— Begin Extract provided —
Rotational Molding Cure Time (minutes): Exxon method, using a clam shell rotational molding machine, Model FSP M-60. The time necessary for a rotational molding formulation, typically in granular, micro-pellet, or powder form, to fuse into a void free part at a given temperature. Too little cure time will result in voids or air pockets, too much cure time will degrade the resin from which the part is formed. Resin degradation is exemplified by an increase in resin viscosity (drop in melt index), and or severe color shifting towards a yellow/brownish part. This may quantified by measuring carbonyl formation on the inside surface of the rotationally molded part, or generally in the industry by using the arm dart impact tests discussed above.

Melt Strength as defined by a method outlined by G. Meissner, Pure & Applied Chemistry, Vol. 42, pg. 553, 1975.

Particle Size Distribution, measured by the amount retained on a screen, as defined by ASTM D-1921 using a Rototap Model B, 100 gm sample, 10 minute shake.

Dry Flow of particles measured in seconds by a Funnel Flow Test, as defined by ASTM D-1895, Method A on a 100 gm sample. High values of dry flow or no flow denote poorer powder quality as the tumbling action of the powder will not be uniform, and this part forming will be poorer.
— End Extract provided —
▶ _Requirement 1_
Quote the records in Block 1 line for line, leaving the picture out of your reply.
The text and the records have no connection to each other.
— Begin Data for the task —
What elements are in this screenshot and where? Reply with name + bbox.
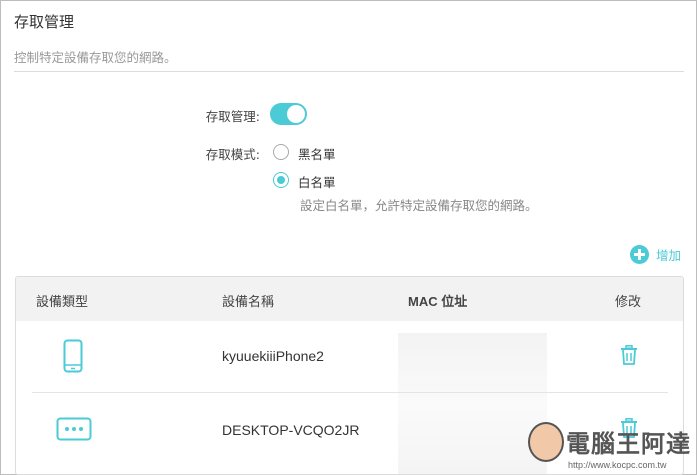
watermark-logo: 電腦王阿達 http://www.kocpc.com.tw: [528, 420, 697, 475]
page-title: 存取管理: [14, 13, 75, 31]
watermark-text: 電腦王阿達: [566, 430, 691, 458]
page-description: 控制特定設備存取您的網路。: [14, 50, 177, 65]
trash-icon[interactable]: [621, 345, 637, 365]
toggle-knob: [287, 105, 305, 123]
mascot-face-icon: [528, 422, 564, 462]
blacklist-label[interactable]: 黑名單: [298, 144, 336, 163]
whitelist-radio[interactable]: [273, 172, 289, 188]
phone-icon: [63, 339, 83, 373]
mac-address-blurred: [398, 333, 547, 474]
column-header-device-name: 設備名稱: [222, 295, 275, 310]
access-control-toggle[interactable]: [270, 103, 307, 125]
add-button[interactable]: 增加: [630, 244, 681, 264]
column-header-modify: 修改: [615, 295, 642, 310]
computer-icon: [56, 417, 92, 441]
access-mode-label: 存取模式:: [205, 147, 260, 162]
plus-circle-icon: [630, 244, 649, 264]
device-name: kyuuekiiiPhone2: [222, 348, 324, 364]
header-divider: [14, 71, 684, 72]
whitelist-label[interactable]: 白名單: [298, 172, 336, 191]
column-header-mac-address: MAC 位址: [408, 294, 468, 309]
table-header: 設備類型 設備名稱 MAC 位址 修改: [16, 277, 683, 321]
access-control-label: 存取管理:: [205, 109, 260, 124]
watermark-url: http://www.kocpc.com.tw: [568, 460, 667, 470]
whitelist-hint: 設定白名單，允許特定設備存取您的網路。: [300, 198, 538, 213]
device-name: DESKTOP-VCQO2JR: [222, 422, 360, 438]
blacklist-radio[interactable]: [273, 144, 289, 160]
add-button-label: 增加: [656, 247, 682, 263]
row-divider: [32, 392, 668, 393]
column-header-device-type: 設備類型: [36, 295, 89, 310]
— End Data for the task —
▶ _Requirement 2_
In the text on test methods, what standard defines the Funnel Flow Test used to measure dry flow?

▶ _Full answer 1_
What elements are in this screenshot and where? Reply with name + bbox.
watermark-logo: 電腦王阿達 http://www.kocpc.com.tw: [528, 420, 697, 475]
page-title: 存取管理: [14, 13, 75, 31]
watermark-text: 電腦王阿達: [566, 430, 691, 458]
page-description: 控制特定設備存取您的網路。: [14, 50, 177, 65]
trash-icon[interactable]: [621, 345, 637, 365]
toggle-knob: [287, 105, 305, 123]
mascot-face-icon: [528, 422, 564, 462]
blacklist-label[interactable]: 黑名單: [298, 144, 336, 163]
whitelist-radio[interactable]: [273, 172, 289, 188]
phone-icon: [63, 339, 83, 373]
mac-address-blurred: [398, 333, 547, 474]
column-header-device-name: 設備名稱: [222, 295, 275, 310]
access-control-toggle[interactable]: [270, 103, 307, 125]
add-button[interactable]: 增加: [630, 244, 681, 264]
column-header-modify: 修改: [615, 295, 642, 310]
computer-icon: [56, 417, 92, 441]
access-mode-label: 存取模式:: [205, 147, 260, 162]
plus-circle-icon: [630, 244, 649, 264]
device-name: kyuuekiiiPhone2: [222, 348, 324, 364]
header-divider: [14, 71, 684, 72]
whitelist-label[interactable]: 白名單: [298, 172, 336, 191]
column-header-mac-address: MAC 位址: [408, 294, 468, 309]
table-header: 設備類型 設備名稱 MAC 位址 修改: [16, 277, 683, 321]
access-control-label: 存取管理:: [205, 109, 260, 124]
watermark-url: http://www.kocpc.com.tw: [568, 460, 667, 470]
whitelist-hint: 設定白名單，允許特定設備存取您的網路。: [300, 198, 538, 213]
device-name: DESKTOP-VCQO2JR: [222, 422, 360, 438]
blacklist-radio[interactable]: [273, 144, 289, 160]
add-button-label: 增加: [656, 247, 682, 263]
row-divider: [32, 392, 668, 393]
column-header-device-type: 設備類型: [36, 295, 89, 310]

▶ _Full answer 2_
ASTM D-1895, Method A.